_Job_.
Render the rows below as a Markdown table with the columns Number and Line, running from the start of the rows through the one containing "value-all: -30970.11 [290, 371, 350, 385]", inclusive. Number each row, and leave out any blank ones.

_Provided entries_.
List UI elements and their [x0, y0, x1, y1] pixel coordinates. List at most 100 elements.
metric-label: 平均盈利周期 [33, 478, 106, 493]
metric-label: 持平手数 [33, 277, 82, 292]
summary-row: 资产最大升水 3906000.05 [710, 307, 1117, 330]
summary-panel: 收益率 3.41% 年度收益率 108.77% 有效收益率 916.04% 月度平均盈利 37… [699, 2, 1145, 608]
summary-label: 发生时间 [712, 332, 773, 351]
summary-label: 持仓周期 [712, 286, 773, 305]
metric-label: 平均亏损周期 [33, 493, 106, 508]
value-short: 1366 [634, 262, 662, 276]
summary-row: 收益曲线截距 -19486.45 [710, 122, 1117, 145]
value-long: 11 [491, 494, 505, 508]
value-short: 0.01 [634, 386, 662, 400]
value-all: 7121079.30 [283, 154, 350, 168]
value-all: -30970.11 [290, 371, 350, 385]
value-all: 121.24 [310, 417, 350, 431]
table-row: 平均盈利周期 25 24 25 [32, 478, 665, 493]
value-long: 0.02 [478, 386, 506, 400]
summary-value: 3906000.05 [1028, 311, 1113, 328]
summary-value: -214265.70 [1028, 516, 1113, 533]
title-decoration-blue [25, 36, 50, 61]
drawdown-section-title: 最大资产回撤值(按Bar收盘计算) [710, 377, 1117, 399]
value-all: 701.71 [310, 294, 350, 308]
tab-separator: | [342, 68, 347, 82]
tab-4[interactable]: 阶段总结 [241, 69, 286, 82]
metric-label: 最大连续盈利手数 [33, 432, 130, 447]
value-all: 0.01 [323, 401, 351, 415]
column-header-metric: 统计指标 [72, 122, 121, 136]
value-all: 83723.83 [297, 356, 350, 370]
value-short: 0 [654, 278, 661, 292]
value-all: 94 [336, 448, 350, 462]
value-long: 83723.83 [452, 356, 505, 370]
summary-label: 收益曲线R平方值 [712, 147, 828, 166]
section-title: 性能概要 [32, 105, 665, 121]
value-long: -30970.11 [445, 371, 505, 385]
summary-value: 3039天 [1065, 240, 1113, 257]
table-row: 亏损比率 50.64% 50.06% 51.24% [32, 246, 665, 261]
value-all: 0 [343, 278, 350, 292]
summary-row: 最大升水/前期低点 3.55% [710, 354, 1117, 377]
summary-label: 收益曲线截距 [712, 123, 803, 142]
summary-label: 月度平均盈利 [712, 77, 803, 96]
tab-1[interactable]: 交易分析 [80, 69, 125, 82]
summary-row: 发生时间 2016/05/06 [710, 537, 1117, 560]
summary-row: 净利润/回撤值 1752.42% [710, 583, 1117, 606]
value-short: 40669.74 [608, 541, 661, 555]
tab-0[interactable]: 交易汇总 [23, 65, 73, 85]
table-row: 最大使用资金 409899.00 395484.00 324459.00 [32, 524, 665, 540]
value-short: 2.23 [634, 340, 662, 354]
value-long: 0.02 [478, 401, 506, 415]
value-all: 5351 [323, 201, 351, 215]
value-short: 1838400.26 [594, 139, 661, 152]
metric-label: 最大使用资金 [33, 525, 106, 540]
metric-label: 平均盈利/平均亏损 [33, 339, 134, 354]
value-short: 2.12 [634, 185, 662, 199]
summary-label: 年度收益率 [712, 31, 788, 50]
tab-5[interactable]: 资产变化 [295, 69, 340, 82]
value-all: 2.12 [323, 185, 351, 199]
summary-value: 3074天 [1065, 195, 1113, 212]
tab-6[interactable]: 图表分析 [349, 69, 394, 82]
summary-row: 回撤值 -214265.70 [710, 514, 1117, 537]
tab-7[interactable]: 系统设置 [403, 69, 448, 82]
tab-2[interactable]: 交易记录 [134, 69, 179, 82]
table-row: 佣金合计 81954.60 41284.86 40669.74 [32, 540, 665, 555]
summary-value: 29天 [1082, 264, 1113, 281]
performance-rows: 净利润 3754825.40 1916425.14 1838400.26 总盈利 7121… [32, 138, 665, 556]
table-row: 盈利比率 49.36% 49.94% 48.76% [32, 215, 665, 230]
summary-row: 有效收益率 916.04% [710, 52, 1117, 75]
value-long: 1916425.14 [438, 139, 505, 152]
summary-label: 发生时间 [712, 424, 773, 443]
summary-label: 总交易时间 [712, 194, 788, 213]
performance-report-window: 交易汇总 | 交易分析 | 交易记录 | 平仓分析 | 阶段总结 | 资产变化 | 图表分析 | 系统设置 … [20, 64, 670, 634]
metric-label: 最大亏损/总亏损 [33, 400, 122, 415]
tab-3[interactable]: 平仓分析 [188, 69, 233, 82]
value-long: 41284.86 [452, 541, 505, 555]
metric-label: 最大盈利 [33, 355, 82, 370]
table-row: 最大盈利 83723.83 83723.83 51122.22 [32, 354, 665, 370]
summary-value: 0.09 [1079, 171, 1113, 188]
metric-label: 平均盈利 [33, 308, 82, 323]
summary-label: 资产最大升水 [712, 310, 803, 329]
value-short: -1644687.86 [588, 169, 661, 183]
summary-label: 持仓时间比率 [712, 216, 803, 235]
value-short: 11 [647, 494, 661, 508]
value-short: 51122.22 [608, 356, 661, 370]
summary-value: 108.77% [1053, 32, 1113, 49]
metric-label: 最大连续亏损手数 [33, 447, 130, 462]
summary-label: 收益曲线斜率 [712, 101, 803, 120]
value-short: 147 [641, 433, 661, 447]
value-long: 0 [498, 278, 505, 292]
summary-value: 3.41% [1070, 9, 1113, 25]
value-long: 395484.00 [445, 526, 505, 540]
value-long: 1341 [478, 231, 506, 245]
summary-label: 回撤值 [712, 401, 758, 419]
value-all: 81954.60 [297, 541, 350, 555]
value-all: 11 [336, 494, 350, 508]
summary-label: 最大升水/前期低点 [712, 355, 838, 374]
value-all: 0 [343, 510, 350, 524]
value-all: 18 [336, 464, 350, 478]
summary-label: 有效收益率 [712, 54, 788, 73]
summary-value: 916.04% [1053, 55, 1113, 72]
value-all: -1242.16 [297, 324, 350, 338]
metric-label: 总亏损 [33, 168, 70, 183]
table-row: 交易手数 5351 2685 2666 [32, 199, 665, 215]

_Exercise output_.
| Number | Line |
|---|---|
| 1 | List UI elements and their [x0, y0, x1, y1] pixel coordinates. List at most 100 elements. |
| 2 | metric-label: 平均盈利周期 [33, 478, 106, 493] |
| 3 | metric-label: 持平手数 [33, 277, 82, 292] |
| 4 | summary-row: 资产最大升水 3906000.05 [710, 307, 1117, 330] |
| 5 | summary-panel: 收益率 3.41% 年度收益率 108.77% 有效收益率 916.04% 月度平均盈利 37… [699, 2, 1145, 608] |
| 6 | summary-label: 发生时间 [712, 332, 773, 351] |
| 7 | summary-label: 持仓周期 [712, 286, 773, 305] |
| 8 | metric-label: 平均亏损周期 [33, 493, 106, 508] |
| 9 | value-short: 1366 [634, 262, 662, 276] |
| 10 | summary-row: 收益曲线截距 -19486.45 [710, 122, 1117, 145] |
| 11 | value-long: 11 [491, 494, 505, 508] |
| 12 | value-short: 0.01 [634, 386, 662, 400] |
| 13 | value-all: 7121079.30 [283, 154, 350, 168] |
| 14 | value-all: -30970.11 [290, 371, 350, 385] |